**RECORDS SHOWN**.
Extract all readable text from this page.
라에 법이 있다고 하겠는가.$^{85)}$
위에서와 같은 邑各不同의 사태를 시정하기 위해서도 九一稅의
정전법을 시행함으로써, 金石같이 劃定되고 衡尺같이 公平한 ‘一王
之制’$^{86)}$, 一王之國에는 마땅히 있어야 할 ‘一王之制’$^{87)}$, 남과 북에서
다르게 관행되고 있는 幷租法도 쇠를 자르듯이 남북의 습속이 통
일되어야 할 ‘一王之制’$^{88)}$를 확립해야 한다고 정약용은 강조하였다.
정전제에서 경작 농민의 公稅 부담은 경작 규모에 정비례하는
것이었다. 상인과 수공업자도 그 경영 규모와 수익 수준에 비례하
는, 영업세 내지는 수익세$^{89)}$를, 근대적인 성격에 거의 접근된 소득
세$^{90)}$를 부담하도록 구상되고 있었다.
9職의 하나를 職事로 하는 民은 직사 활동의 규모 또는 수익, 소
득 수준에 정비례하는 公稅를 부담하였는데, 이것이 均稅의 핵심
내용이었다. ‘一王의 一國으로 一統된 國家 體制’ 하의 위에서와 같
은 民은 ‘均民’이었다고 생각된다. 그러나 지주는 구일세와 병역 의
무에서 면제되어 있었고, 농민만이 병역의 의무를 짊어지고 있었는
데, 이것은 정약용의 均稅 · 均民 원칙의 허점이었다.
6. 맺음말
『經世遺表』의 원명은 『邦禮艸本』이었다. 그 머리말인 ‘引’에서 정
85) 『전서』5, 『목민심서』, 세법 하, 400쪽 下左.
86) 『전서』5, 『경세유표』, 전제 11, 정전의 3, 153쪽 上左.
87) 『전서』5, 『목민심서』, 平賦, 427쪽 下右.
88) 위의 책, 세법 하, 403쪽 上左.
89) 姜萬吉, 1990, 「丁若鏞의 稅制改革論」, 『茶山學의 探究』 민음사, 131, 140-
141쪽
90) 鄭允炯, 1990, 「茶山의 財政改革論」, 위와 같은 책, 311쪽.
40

**PROMPT**. Write out the whole listing again, exactly as it stands.

**FINAL RESULT**.
Extract all readable text from this page.
라에 법이 있다고 하겠는가.$^{85)}$
위에서와 같은 邑各不同의 사태를 시정하기 위해서도 九一稅의
정전법을 시행함으로써, 金石같이 劃定되고 衡尺같이 公平한 ‘一王
之制’$^{86)}$, 一王之國에는 마땅히 있어야 할 ‘一王之制’$^{87)}$, 남과 북에서
다르게 관행되고 있는 幷租法도 쇠를 자르듯이 남북의 습속이 통
일되어야 할 ‘一王之制’$^{88)}$를 확립해야 한다고 정약용은 강조하였다.
정전제에서 경작 농민의 公稅 부담은 경작 규모에 정비례하는
것이었다. 상인과 수공업자도 그 경영 규모와 수익 수준에 비례하
는, 영업세 내지는 수익세$^{89)}$를, 근대적인 성격에 거의 접근된 소득
세$^{90)}$를 부담하도록 구상되고 있었다.
9職의 하나를 職事로 하는 民은 직사 활동의 규모 또는 수익, 소
득 수준에 정비례하는 公稅를 부담하였는데, 이것이 均稅의 핵심
내용이었다. ‘一王의 一國으로 一統된 國家 體制’ 하의 위에서와 같
은 民은 ‘均民’이었다고 생각된다. 그러나 지주는 구일세와 병역 의
무에서 면제되어 있었고, 농민만이 병역의 의무를 짊어지고 있었는
데, 이것은 정약용의 均稅 · 均民 원칙의 허점이었다.
6. 맺음말
『經世遺表』의 원명은 『邦禮艸本』이었다. 그 머리말인 ‘引’에서 정
85) 『전서』5, 『목민심서』, 세법 하, 400쪽 下左.
86) 『전서』5, 『경세유표』, 전제 11, 정전의 3, 153쪽 上左.
87) 『전서』5, 『목민심서』, 平賦, 427쪽 下右.
88) 위의 책, 세법 하, 403쪽 上左.
89) 姜萬吉, 1990, 「丁若鏞의 稅制改革論」, 『茶山學의 探究』 민음사, 131, 140-
141쪽
90) 鄭允炯, 1990, 「茶山의 財政改革論」, 위와 같은 책, 311쪽.
40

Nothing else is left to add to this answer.